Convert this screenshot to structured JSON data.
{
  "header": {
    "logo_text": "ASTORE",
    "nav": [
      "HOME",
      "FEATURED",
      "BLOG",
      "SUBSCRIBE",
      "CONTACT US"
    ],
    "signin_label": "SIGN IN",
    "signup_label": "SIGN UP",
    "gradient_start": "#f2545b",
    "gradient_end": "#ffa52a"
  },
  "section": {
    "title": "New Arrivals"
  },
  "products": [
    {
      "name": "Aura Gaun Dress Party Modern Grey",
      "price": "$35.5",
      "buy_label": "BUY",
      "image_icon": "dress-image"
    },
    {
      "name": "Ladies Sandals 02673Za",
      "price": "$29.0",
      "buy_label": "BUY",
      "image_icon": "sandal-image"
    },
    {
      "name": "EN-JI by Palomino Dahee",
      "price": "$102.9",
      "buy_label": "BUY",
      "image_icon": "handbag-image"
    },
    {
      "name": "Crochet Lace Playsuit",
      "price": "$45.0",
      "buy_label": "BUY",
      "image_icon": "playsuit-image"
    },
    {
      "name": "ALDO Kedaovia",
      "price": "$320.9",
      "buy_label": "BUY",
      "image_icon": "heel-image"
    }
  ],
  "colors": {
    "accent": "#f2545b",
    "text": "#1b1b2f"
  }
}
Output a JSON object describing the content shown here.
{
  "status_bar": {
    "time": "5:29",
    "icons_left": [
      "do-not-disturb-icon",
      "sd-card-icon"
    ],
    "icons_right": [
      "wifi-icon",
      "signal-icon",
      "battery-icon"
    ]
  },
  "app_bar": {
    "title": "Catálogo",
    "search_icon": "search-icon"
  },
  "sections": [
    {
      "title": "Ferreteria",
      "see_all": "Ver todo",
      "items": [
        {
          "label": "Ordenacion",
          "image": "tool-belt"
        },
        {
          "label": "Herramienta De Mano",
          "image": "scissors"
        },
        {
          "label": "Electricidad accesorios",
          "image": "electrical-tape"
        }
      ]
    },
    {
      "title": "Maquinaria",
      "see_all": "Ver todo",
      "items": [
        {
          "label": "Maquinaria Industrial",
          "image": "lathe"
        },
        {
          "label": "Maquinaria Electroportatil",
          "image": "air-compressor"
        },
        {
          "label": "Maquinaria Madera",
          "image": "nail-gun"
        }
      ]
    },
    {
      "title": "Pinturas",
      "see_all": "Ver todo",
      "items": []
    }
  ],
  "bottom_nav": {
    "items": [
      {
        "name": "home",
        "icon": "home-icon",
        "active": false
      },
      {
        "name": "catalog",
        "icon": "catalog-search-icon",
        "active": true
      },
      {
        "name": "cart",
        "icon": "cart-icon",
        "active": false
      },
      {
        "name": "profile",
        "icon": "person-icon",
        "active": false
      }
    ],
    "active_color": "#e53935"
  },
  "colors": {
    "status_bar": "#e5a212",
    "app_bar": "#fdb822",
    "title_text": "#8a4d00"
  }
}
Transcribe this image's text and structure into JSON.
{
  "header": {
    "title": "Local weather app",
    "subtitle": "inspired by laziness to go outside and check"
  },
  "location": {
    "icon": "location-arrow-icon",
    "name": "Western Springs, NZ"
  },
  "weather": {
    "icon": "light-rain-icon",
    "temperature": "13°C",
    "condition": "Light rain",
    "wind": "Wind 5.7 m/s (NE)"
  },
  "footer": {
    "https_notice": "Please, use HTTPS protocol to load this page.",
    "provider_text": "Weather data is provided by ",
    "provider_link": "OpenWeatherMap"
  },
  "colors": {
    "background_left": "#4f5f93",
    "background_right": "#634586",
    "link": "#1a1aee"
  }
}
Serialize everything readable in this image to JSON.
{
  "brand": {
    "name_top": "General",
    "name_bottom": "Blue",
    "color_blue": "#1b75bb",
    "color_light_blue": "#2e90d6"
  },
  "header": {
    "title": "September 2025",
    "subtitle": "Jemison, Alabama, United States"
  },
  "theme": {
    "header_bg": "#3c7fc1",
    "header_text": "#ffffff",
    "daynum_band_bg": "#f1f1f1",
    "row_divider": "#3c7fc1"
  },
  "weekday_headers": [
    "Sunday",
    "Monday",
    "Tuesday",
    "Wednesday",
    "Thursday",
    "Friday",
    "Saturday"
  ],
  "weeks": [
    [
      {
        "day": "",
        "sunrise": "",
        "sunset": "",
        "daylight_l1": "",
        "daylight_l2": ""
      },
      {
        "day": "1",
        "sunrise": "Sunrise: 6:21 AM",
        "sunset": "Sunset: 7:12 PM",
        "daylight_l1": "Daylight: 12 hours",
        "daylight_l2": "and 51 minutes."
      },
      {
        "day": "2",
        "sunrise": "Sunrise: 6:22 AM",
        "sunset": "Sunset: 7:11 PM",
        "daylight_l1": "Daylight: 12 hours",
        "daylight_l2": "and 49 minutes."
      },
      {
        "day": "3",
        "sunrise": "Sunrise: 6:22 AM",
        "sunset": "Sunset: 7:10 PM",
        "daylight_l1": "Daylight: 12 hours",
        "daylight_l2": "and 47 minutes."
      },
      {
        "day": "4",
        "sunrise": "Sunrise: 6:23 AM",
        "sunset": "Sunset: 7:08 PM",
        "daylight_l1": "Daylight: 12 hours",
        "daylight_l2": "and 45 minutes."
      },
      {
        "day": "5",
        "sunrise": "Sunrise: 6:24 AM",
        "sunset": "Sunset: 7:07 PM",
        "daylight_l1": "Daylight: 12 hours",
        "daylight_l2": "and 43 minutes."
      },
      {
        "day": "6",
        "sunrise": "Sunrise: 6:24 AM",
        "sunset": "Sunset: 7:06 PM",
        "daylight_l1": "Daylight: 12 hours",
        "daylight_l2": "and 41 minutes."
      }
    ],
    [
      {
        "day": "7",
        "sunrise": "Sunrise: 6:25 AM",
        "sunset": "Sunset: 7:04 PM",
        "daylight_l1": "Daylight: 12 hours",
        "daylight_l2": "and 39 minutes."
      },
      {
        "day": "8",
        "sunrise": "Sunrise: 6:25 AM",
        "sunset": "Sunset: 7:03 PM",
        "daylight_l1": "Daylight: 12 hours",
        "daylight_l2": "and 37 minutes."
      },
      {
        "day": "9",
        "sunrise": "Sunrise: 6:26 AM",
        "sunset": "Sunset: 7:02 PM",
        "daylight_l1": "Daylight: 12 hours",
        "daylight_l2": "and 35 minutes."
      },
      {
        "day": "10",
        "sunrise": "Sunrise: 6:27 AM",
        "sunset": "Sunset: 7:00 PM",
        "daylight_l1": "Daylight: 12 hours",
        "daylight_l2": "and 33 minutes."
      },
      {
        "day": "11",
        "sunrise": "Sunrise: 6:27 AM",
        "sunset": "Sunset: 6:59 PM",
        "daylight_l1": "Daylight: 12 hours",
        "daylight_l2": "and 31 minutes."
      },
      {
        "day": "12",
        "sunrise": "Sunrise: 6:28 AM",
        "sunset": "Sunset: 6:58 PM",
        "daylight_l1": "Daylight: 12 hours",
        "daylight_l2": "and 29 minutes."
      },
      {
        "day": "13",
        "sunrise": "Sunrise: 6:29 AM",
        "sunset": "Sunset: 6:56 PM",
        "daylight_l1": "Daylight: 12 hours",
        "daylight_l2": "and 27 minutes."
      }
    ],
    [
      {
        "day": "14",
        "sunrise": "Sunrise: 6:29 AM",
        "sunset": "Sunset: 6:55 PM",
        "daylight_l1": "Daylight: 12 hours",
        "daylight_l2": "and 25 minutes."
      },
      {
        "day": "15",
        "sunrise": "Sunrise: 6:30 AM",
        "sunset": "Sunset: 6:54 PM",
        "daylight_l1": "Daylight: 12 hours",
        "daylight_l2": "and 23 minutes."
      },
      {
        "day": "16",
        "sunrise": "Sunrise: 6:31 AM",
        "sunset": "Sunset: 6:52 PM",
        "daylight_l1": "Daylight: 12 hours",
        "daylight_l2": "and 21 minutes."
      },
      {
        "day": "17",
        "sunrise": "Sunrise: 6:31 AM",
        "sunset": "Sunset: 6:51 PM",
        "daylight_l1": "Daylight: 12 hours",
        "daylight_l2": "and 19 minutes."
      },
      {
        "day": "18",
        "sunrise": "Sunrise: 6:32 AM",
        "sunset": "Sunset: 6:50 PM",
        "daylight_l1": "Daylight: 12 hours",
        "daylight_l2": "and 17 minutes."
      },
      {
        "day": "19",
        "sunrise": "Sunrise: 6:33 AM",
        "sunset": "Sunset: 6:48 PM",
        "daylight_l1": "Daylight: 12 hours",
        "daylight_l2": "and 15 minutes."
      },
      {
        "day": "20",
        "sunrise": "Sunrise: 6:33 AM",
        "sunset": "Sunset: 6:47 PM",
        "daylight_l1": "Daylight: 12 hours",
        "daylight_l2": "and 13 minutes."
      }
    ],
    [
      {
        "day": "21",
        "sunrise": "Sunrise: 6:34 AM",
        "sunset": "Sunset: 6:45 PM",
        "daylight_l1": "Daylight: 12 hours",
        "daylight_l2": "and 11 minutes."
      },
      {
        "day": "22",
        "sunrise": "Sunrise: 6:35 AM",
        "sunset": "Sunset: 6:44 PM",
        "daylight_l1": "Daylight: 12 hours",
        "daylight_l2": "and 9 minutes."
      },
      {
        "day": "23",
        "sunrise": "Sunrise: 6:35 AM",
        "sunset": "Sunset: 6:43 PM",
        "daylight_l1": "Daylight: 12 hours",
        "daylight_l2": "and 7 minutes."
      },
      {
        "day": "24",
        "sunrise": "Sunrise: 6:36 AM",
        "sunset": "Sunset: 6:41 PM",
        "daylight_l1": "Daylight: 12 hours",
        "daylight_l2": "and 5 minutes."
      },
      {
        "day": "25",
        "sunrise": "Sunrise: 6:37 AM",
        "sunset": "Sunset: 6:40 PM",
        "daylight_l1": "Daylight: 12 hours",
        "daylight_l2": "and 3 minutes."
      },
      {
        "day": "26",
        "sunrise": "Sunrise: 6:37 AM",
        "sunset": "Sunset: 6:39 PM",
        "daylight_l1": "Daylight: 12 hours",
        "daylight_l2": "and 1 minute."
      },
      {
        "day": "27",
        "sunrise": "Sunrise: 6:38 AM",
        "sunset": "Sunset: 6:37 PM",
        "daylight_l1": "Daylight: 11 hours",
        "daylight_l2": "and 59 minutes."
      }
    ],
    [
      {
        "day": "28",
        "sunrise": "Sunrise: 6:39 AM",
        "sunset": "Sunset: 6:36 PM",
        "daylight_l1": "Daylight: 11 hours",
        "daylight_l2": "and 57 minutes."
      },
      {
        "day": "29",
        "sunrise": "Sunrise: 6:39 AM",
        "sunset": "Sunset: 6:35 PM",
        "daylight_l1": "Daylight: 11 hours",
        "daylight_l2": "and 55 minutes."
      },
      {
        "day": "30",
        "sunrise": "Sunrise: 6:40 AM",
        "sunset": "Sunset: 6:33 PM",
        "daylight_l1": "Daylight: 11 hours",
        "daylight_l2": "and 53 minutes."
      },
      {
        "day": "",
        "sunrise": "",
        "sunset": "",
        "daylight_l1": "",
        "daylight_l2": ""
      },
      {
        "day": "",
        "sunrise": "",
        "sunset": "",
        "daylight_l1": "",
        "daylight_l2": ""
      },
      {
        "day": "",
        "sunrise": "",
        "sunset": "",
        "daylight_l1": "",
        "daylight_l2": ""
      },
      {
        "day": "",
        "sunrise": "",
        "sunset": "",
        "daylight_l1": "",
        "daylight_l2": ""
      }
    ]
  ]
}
◇ ◇ ◇ ◇ ◇
### EXERCISE AIM
Identify and extract each line of the listing that contains "search".

### THE RESPONSE
    "search_icon": "search-icon"
        "icon": "catalog-search-icon",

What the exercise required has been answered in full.